GOAL: Exactly reproduce the lines that follow.

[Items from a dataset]

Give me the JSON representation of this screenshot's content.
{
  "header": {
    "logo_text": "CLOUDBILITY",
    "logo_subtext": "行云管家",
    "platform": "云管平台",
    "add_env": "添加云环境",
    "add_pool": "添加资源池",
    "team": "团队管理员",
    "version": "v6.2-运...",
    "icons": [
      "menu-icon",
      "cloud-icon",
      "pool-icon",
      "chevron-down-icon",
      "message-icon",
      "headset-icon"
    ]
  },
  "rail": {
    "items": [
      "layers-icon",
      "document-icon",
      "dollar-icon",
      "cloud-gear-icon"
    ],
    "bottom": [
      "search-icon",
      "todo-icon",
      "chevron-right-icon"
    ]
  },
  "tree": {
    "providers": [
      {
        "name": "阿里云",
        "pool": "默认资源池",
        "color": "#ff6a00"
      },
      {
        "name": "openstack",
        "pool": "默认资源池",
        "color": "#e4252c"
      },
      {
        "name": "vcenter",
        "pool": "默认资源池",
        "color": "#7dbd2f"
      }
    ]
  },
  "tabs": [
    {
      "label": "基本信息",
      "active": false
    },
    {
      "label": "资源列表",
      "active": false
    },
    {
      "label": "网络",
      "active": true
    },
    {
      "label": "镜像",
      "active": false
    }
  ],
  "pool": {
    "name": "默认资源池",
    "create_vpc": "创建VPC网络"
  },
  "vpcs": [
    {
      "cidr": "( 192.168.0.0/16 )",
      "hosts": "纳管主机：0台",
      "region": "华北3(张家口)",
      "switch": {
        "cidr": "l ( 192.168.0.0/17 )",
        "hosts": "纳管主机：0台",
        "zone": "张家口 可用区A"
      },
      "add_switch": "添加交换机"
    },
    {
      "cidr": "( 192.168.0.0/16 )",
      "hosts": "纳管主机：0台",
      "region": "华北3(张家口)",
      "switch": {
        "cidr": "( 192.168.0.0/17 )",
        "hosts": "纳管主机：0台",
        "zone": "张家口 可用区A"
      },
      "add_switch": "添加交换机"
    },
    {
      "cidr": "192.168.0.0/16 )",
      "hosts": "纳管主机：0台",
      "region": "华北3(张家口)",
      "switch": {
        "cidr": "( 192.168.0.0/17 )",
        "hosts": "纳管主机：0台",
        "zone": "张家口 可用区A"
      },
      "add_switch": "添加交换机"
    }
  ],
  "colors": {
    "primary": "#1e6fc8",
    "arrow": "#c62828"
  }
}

OUTPUT:
Give me the JSON representation of this screenshot's content.
{
  "header": {
    "logo_text": "CLOUDBILITY",
    "logo_subtext": "行云管家",
    "platform": "云管平台",
    "add_env": "添加云环境",
    "add_pool": "添加资源池",
    "team": "团队管理员",
    "version": "v6.2-运...",
    "icons": [
      "menu-icon",
      "cloud-icon",
      "pool-icon",
      "chevron-down-icon",
      "message-icon",
      "headset-icon"
    ]
  },
  "rail": {
    "items": [
      "layers-icon",
      "document-icon",
      "dollar-icon",
      "cloud-gear-icon"
    ],
    "bottom": [
      "search-icon",
      "todo-icon",
      "chevron-right-icon"
    ]
  },
  "tree": {
    "providers": [
      {
        "name": "阿里云",
        "pool": "默认资源池",
        "color": "#ff6a00"
      },
      {
        "name": "openstack",
        "pool": "默认资源池",
        "color": "#e4252c"
      },
      {
        "name": "vcenter",
        "pool": "默认资源池",
        "color": "#7dbd2f"
      }
    ]
  },
  "tabs": [
    {
      "label": "基本信息",
      "active": false
    },
    {
      "label": "资源列表",
      "active": false
    },
    {
      "label": "网络",
      "active": true
    },
    {
      "label": "镜像",
      "active": false
    }
  ],
  "pool": {
    "name": "默认资源池",
    "create_vpc": "创建VPC网络"
  },
  "vpcs": [
    {
      "cidr": "( 192.168.0.0/16 )",
      "hosts": "纳管主机：0台",
      "region": "华北3(张家口)",
      "switch": {
        "cidr": "l ( 192.168.0.0/17 )",
        "hosts": "纳管主机：0台",
        "zone": "张家口 可用区A"
      },
      "add_switch": "添加交换机"
    },
    {
      "cidr": "( 192.168.0.0/16 )",
      "hosts": "纳管主机：0台",
      "region": "华北3(张家口)",
      "switch": {
        "cidr": "( 192.168.0.0/17 )",
        "hosts": "纳管主机：0台",
        "zone": "张家口 可用区A"
      },
      "add_switch": "添加交换机"
    },
    {
      "cidr": "192.168.0.0/16 )",
      "hosts": "纳管主机：0台",
      "region": "华北3(张家口)",
      "switch": {
        "cidr": "( 192.168.0.0/17 )",
        "hosts": "纳管主机：0台",
        "zone": "张家口 可用区A"
      },
      "add_switch": "添加交换机"
    }
  ],
  "colors": {
    "primary": "#1e6fc8",
    "arrow": "#c62828"
  }
}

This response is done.